▸ **Extracted data entries**:
++++++++++

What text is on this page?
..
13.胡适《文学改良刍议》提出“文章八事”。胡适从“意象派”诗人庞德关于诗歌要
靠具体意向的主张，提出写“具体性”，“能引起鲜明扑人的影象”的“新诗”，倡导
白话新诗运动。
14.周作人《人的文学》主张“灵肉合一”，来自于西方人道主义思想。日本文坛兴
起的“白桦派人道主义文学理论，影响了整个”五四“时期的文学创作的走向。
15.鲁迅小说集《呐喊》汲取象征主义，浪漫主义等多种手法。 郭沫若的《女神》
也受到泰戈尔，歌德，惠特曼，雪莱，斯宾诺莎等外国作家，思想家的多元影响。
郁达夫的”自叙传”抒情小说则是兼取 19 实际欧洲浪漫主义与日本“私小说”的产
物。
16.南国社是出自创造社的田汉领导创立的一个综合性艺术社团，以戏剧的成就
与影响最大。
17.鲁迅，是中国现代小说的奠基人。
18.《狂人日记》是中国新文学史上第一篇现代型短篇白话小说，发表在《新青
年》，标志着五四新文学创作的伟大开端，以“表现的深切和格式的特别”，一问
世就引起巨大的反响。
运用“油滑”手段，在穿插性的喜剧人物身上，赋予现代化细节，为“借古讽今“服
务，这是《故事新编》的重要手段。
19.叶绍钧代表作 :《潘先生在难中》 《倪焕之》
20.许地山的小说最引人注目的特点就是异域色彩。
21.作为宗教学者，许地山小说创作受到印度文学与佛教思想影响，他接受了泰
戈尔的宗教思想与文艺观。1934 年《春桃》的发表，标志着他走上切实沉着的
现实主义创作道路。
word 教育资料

++++++++++

Each record above should be returned exactly as it appears.

▸ **Complete output**:
What text is on this page?
..
13.胡适《文学改良刍议》提出“文章八事”。胡适从“意象派”诗人庞德关于诗歌要
靠具体意向的主张，提出写“具体性”，“能引起鲜明扑人的影象”的“新诗”，倡导
白话新诗运动。
14.周作人《人的文学》主张“灵肉合一”，来自于西方人道主义思想。日本文坛兴
起的“白桦派人道主义文学理论，影响了整个”五四“时期的文学创作的走向。
15.鲁迅小说集《呐喊》汲取象征主义，浪漫主义等多种手法。 郭沫若的《女神》
也受到泰戈尔，歌德，惠特曼，雪莱，斯宾诺莎等外国作家，思想家的多元影响。
郁达夫的”自叙传”抒情小说则是兼取 19 实际欧洲浪漫主义与日本“私小说”的产
物。
16.南国社是出自创造社的田汉领导创立的一个综合性艺术社团，以戏剧的成就
与影响最大。
17.鲁迅，是中国现代小说的奠基人。
18.《狂人日记》是中国新文学史上第一篇现代型短篇白话小说，发表在《新青
年》，标志着五四新文学创作的伟大开端，以“表现的深切和格式的特别”，一问
世就引起巨大的反响。
运用“油滑”手段，在穿插性的喜剧人物身上，赋予现代化细节，为“借古讽今“服
务，这是《故事新编》的重要手段。
19.叶绍钧代表作 :《潘先生在难中》 《倪焕之》
20.许地山的小说最引人注目的特点就是异域色彩。
21.作为宗教学者，许地山小说创作受到印度文学与佛教思想影响，他接受了泰
戈尔的宗教思想与文艺观。1934 年《春桃》的发表，标志着他走上切实沉着的
现实主义创作道路。
word 教育资料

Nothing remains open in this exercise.